Pictures do not belong in the copy, so please give every entry below again exactly.

-------- Source material --------

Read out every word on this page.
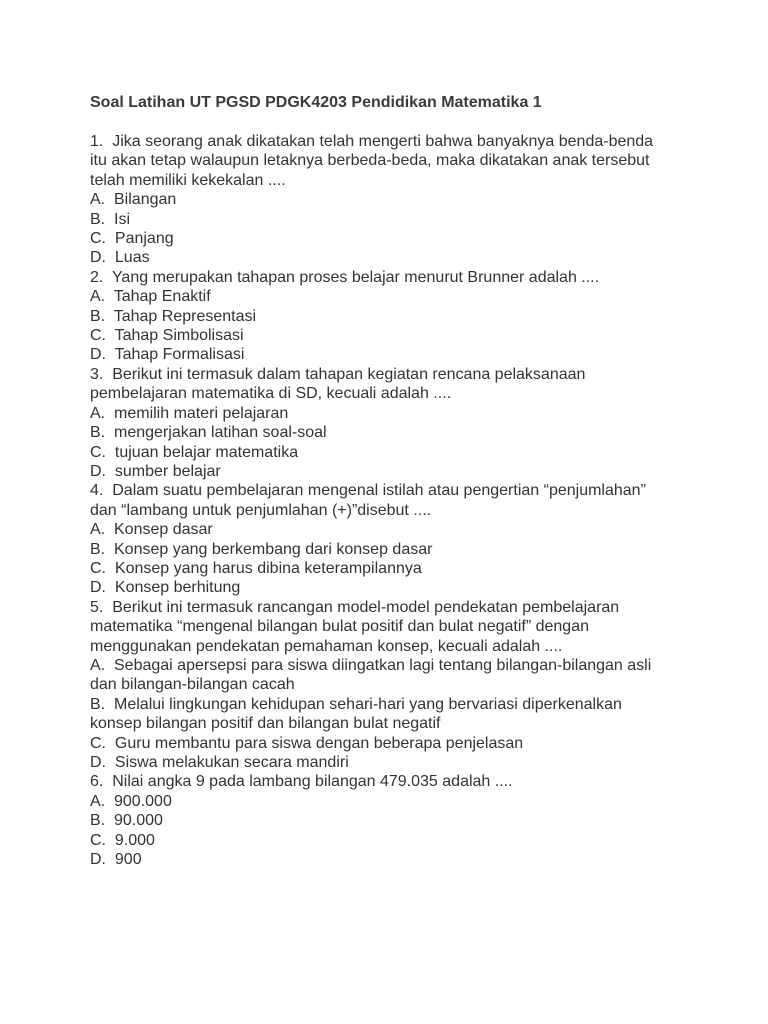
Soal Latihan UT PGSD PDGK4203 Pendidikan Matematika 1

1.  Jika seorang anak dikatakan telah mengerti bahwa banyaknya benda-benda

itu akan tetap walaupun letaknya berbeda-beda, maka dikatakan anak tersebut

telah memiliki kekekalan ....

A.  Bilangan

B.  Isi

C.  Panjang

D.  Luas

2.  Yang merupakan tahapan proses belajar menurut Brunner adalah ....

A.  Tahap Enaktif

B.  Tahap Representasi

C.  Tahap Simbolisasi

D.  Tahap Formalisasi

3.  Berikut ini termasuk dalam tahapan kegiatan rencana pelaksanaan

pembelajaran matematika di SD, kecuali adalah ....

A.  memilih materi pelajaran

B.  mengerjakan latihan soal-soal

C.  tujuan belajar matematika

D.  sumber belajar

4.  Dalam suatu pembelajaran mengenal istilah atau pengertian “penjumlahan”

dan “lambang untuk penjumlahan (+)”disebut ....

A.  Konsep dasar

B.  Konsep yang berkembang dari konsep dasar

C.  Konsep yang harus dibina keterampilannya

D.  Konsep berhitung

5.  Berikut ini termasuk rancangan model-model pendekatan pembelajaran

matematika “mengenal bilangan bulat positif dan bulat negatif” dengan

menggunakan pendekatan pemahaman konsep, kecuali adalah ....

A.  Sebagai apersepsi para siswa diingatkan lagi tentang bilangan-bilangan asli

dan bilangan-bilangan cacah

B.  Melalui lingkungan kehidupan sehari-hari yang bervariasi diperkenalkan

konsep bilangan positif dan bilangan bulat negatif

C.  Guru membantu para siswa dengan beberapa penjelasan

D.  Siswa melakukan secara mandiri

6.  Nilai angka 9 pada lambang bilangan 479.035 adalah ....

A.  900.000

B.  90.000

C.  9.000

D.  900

--------

▶ Result of this task:
Read out every word on this page.
Soal Latihan UT PGSD PDGK4203 Pendidikan Matematika 1

1.  Jika seorang anak dikatakan telah mengerti bahwa banyaknya benda-benda

itu akan tetap walaupun letaknya berbeda-beda, maka dikatakan anak tersebut

telah memiliki kekekalan ....

A.  Bilangan

B.  Isi

C.  Panjang

D.  Luas

2.  Yang merupakan tahapan proses belajar menurut Brunner adalah ....

A.  Tahap Enaktif

B.  Tahap Representasi

C.  Tahap Simbolisasi

D.  Tahap Formalisasi

3.  Berikut ini termasuk dalam tahapan kegiatan rencana pelaksanaan

pembelajaran matematika di SD, kecuali adalah ....

A.  memilih materi pelajaran

B.  mengerjakan latihan soal-soal

C.  tujuan belajar matematika

D.  sumber belajar

4.  Dalam suatu pembelajaran mengenal istilah atau pengertian “penjumlahan”

dan “lambang untuk penjumlahan (+)”disebut ....

A.  Konsep dasar

B.  Konsep yang berkembang dari konsep dasar

C.  Konsep yang harus dibina keterampilannya

D.  Konsep berhitung

5.  Berikut ini termasuk rancangan model-model pendekatan pembelajaran

matematika “mengenal bilangan bulat positif dan bulat negatif” dengan

menggunakan pendekatan pemahaman konsep, kecuali adalah ....

A.  Sebagai apersepsi para siswa diingatkan lagi tentang bilangan-bilangan asli

dan bilangan-bilangan cacah

B.  Melalui lingkungan kehidupan sehari-hari yang bervariasi diperkenalkan

konsep bilangan positif dan bilangan bulat negatif

C.  Guru membantu para siswa dengan beberapa penjelasan

D.  Siswa melakukan secara mandiri

6.  Nilai angka 9 pada lambang bilangan 479.035 adalah ....

A.  900.000

B.  90.000

C.  9.000

D.  900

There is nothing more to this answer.